> Task requirements:
Output the material beneath this task exactly, images excluded.

> Supplied records:

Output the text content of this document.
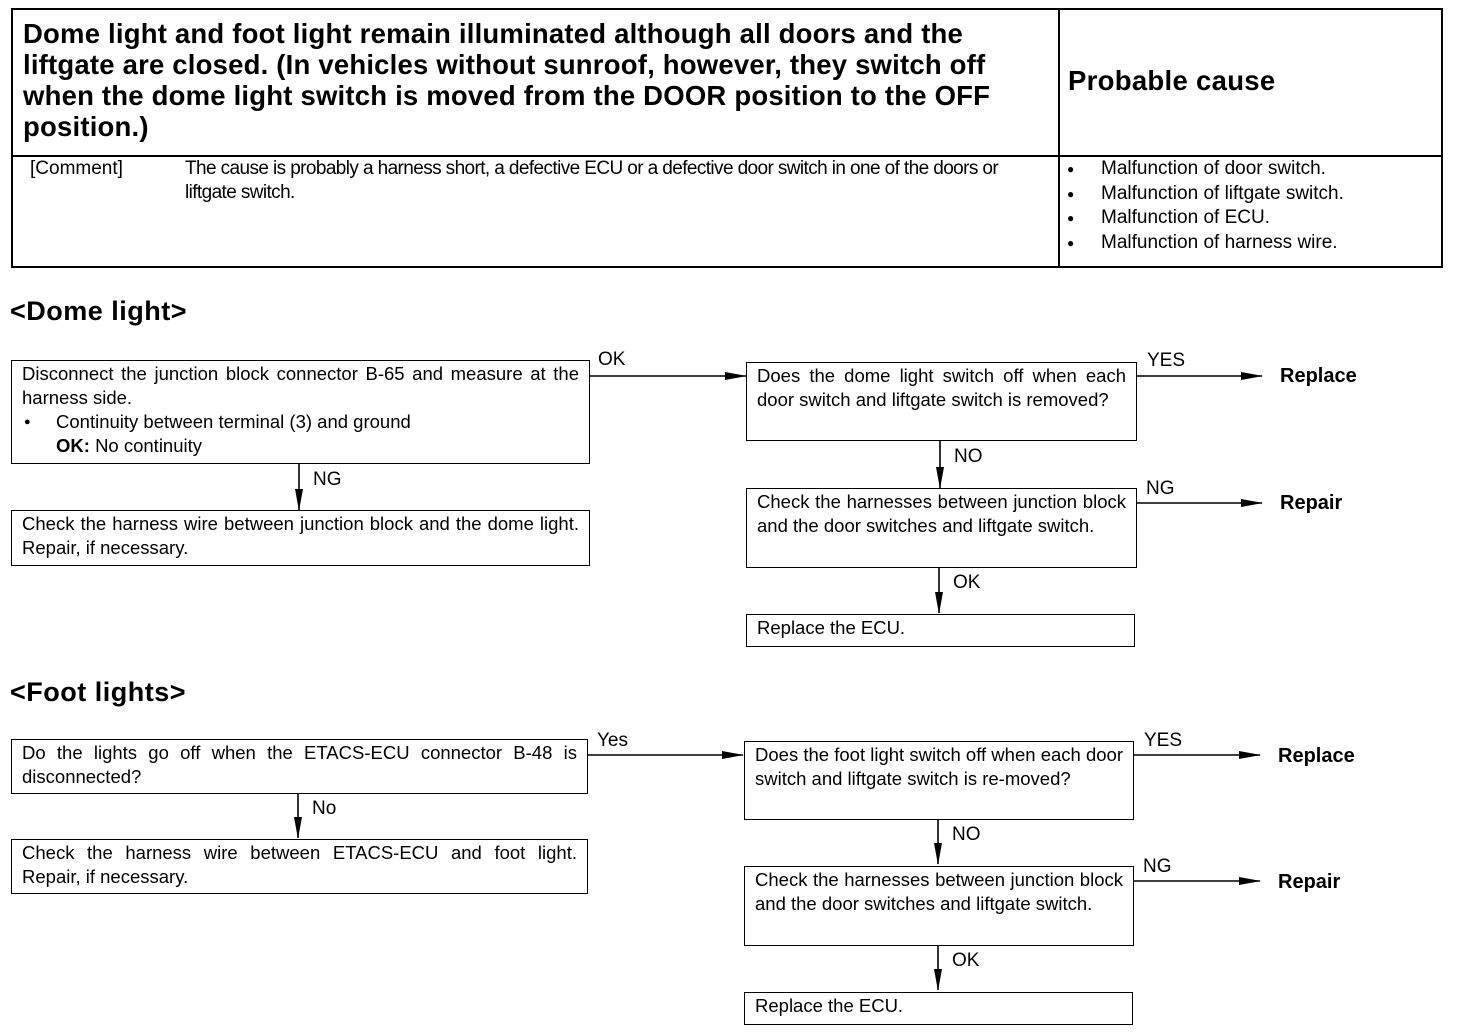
Dome light and foot light remain illuminated although all doors and the liftgate are closed. (In vehicles without sunroof, however, they switch off when the dome light switch is moved from the DOOR position to the OFF position.)
Probable cause
[Comment]	The cause is probably a harness short, a defective ECU or a defective door switch in one of the doors or liftgate switch.
● Malfunction of door switch.
● Malfunction of liftgate switch.
● Malfunction of ECU.
● Malfunction of harness wire.
<Dome light>
Disconnect the junction block connector B-65 and measure at the harness side.
● Continuity between terminal (3) and ground
OK: No continuity
OK
NG
Check the harness wire between junction block and the dome light. Repair, if necessary.
Does the dome light switch off when each door switch and liftgate switch is removed?
YES
Replace
NO
Check the harnesses between junction block and the door switches and liftgate switch.
NG
Repair
OK
Replace the ECU.
<Foot lights>
Do the lights go off when the ETACS-ECU connector B-48 is disconnected?
Yes
No
Check the harness wire between ETACS-ECU and foot light. Repair, if necessary.
Does the foot light switch off when each door switch and liftgate switch is re-moved?
YES
Replace
NO
Check the harnesses between junction block and the door switches and liftgate switch.
NG
Repair
OK
Replace the ECU.
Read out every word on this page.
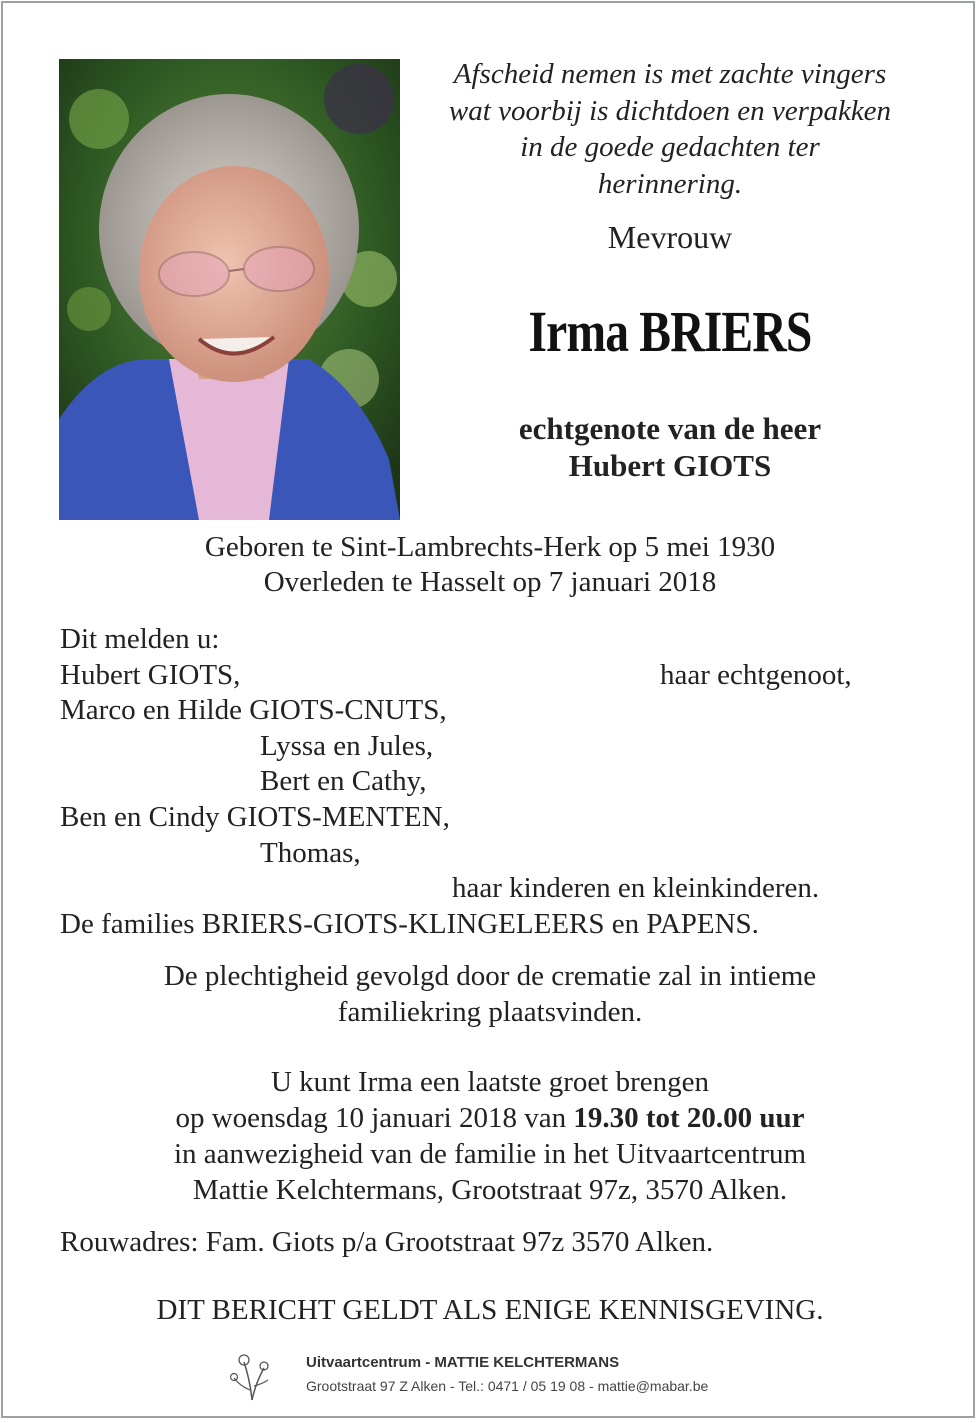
Afscheid nemen is met zachte vingers
wat voorbij is dichtdoen en verpakken
in de goede gedachten ter
herinnering.
Mevrouw
Irma BRIERS
echtgenote van de heer
Hubert GIOTS
Geboren te Sint-Lambrechts-Herk op 5 mei 1930
Overleden te Hasselt op 7 januari 2018
Dit melden u:
Hubert GIOTS,	haar echtgenoot,
Marco en Hilde GIOTS-CNUTS,
Lyssa en Jules,
Bert en Cathy,
Ben en Cindy GIOTS-MENTEN,
Thomas,
haar kinderen en kleinkinderen.
De families BRIERS-GIOTS-KLINGELEERS en PAPENS.
De plechtigheid gevolgd door de crematie zal in intieme
familiekring plaatsvinden.
U kunt Irma een laatste groet brengen
op woensdag 10 januari 2018 van 19.30 tot 20.00 uur
in aanwezigheid van de familie in het Uitvaartcentrum
Mattie Kelchtermans, Grootstraat 97z, 3570 Alken.
Rouwadres: Fam. Giots p/a Grootstraat 97z 3570 Alken.
DIT BERICHT GELDT ALS ENIGE KENNISGEVING.
Uitvaartcentrum - MATTIE KELCHTERMANS
Grootstraat 97 Z Alken - Tel.: 0471 / 05 19 08 - mattie@mabar.be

> Result of this exercise:
Output the text content of this document.
Dome light and foot light remain illuminated although all doors and the liftgate are closed. (In vehicles without sunroof, however, they switch off when the dome light switch is moved from the DOOR position to the OFF position.)
Probable cause
[Comment]	The cause is probably a harness short, a defective ECU or a defective door switch in one of the doors or liftgate switch.
● Malfunction of door switch.
● Malfunction of liftgate switch.
● Malfunction of ECU.
● Malfunction of harness wire.
<Dome light>
Disconnect the junction block connector B-65 and measure at the harness side.
● Continuity between terminal (3) and ground
OK: No continuity
OK
NG
Check the harness wire between junction block and the dome light. Repair, if necessary.
Does the dome light switch off when each door switch and liftgate switch is removed?
YES
Replace
NO
Check the harnesses between junction block and the door switches and liftgate switch.
NG
Repair
OK
Replace the ECU.
<Foot lights>
Do the lights go off when the ETACS-ECU connector B-48 is disconnected?
Yes
No
Check the harness wire between ETACS-ECU and foot light. Repair, if necessary.
Does the foot light switch off when each door switch and liftgate switch is re-moved?
YES
Replace
NO
Check the harnesses between junction block and the door switches and liftgate switch.
NG
Repair
OK
Replace the ECU.
Read out every word on this page.
Afscheid nemen is met zachte vingers
wat voorbij is dichtdoen en verpakken
in de goede gedachten ter
herinnering.
Mevrouw
Irma BRIERS
echtgenote van de heer
Hubert GIOTS
Geboren te Sint-Lambrechts-Herk op 5 mei 1930
Overleden te Hasselt op 7 januari 2018
Dit melden u:
Hubert GIOTS,	haar echtgenoot,
Marco en Hilde GIOTS-CNUTS,
Lyssa en Jules,
Bert en Cathy,
Ben en Cindy GIOTS-MENTEN,
Thomas,
haar kinderen en kleinkinderen.
De families BRIERS-GIOTS-KLINGELEERS en PAPENS.
De plechtigheid gevolgd door de crematie zal in intieme
familiekring plaatsvinden.
U kunt Irma een laatste groet brengen
op woensdag 10 januari 2018 van 19.30 tot 20.00 uur
in aanwezigheid van de familie in het Uitvaartcentrum
Mattie Kelchtermans, Grootstraat 97z, 3570 Alken.
Rouwadres: Fam. Giots p/a Grootstraat 97z 3570 Alken.
DIT BERICHT GELDT ALS ENIGE KENNISGEVING.
Uitvaartcentrum - MATTIE KELCHTERMANS
Grootstraat 97 Z Alken - Tel.: 0471 / 05 19 08 - mattie@mabar.be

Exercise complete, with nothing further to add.